* Your task *
Copy out the records in full, word for word, without pictures.

☆ ☆ ☆ ☆ ☆

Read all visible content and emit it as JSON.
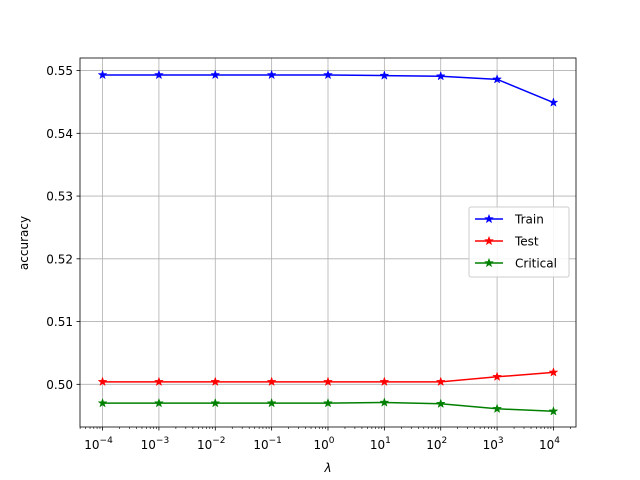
{
  "chart_data": {
    "type": "line",
    "title": "",
    "xlabel": "λ",
    "ylabel": "accuracy",
    "xscale": "log",
    "x": [
      0.0001,
      0.001,
      0.01,
      0.1,
      1,
      10,
      100,
      1000,
      10000
    ],
    "x_tick_labels": [
      {
        "base": "10",
        "exp": "−4"
      },
      {
        "base": "10",
        "exp": "−3"
      },
      {
        "base": "10",
        "exp": "−2"
      },
      {
        "base": "10",
        "exp": "−1"
      },
      {
        "base": "10",
        "exp": "0"
      },
      {
        "base": "10",
        "exp": "1"
      },
      {
        "base": "10",
        "exp": "2"
      },
      {
        "base": "10",
        "exp": "3"
      },
      {
        "base": "10",
        "exp": "4"
      }
    ],
    "ylim": [
      0.4932,
      0.552
    ],
    "y_ticks": [
      0.5,
      0.51,
      0.52,
      0.53,
      0.54,
      0.55
    ],
    "y_tick_labels": [
      "0.50",
      "0.51",
      "0.52",
      "0.53",
      "0.54",
      "0.55"
    ],
    "grid": true,
    "legend_position": "center-right",
    "series": [
      {
        "name": "Train",
        "color": "#0000ff",
        "marker": "star",
        "values": [
          0.5493,
          0.5493,
          0.5493,
          0.5493,
          0.5493,
          0.5492,
          0.5491,
          0.5486,
          0.5449
        ]
      },
      {
        "name": "Test",
        "color": "#ff0000",
        "marker": "star",
        "values": [
          0.5004,
          0.5004,
          0.5004,
          0.5004,
          0.5004,
          0.5004,
          0.5004,
          0.5012,
          0.5019
        ]
      },
      {
        "name": "Critical",
        "color": "#008000",
        "marker": "star",
        "values": [
          0.497,
          0.497,
          0.497,
          0.497,
          0.497,
          0.4971,
          0.4969,
          0.4961,
          0.4957
        ]
      }
    ]
  }
}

☆ ☆ ☆ ☆ ☆

* Output of the exercise *
Read all visible content and emit it as JSON.
{
  "chart_data": {
    "type": "line",
    "title": "",
    "xlabel": "λ",
    "ylabel": "accuracy",
    "xscale": "log",
    "x": [
      0.0001,
      0.001,
      0.01,
      0.1,
      1,
      10,
      100,
      1000,
      10000
    ],
    "x_tick_labels": [
      {
        "base": "10",
        "exp": "−4"
      },
      {
        "base": "10",
        "exp": "−3"
      },
      {
        "base": "10",
        "exp": "−2"
      },
      {
        "base": "10",
        "exp": "−1"
      },
      {
        "base": "10",
        "exp": "0"
      },
      {
        "base": "10",
        "exp": "1"
      },
      {
        "base": "10",
        "exp": "2"
      },
      {
        "base": "10",
        "exp": "3"
      },
      {
        "base": "10",
        "exp": "4"
      }
    ],
    "ylim": [
      0.4932,
      0.552
    ],
    "y_ticks": [
      0.5,
      0.51,
      0.52,
      0.53,
      0.54,
      0.55
    ],
    "y_tick_labels": [
      "0.50",
      "0.51",
      "0.52",
      "0.53",
      "0.54",
      "0.55"
    ],
    "grid": true,
    "legend_position": "center-right",
    "series": [
      {
        "name": "Train",
        "color": "#0000ff",
        "marker": "star",
        "values": [
          0.5493,
          0.5493,
          0.5493,
          0.5493,
          0.5493,
          0.5492,
          0.5491,
          0.5486,
          0.5449
        ]
      },
      {
        "name": "Test",
        "color": "#ff0000",
        "marker": "star",
        "values": [
          0.5004,
          0.5004,
          0.5004,
          0.5004,
          0.5004,
          0.5004,
          0.5004,
          0.5012,
          0.5019
        ]
      },
      {
        "name": "Critical",
        "color": "#008000",
        "marker": "star",
        "values": [
          0.497,
          0.497,
          0.497,
          0.497,
          0.497,
          0.4971,
          0.4969,
          0.4961,
          0.4957
        ]
      }
    ]
  }
}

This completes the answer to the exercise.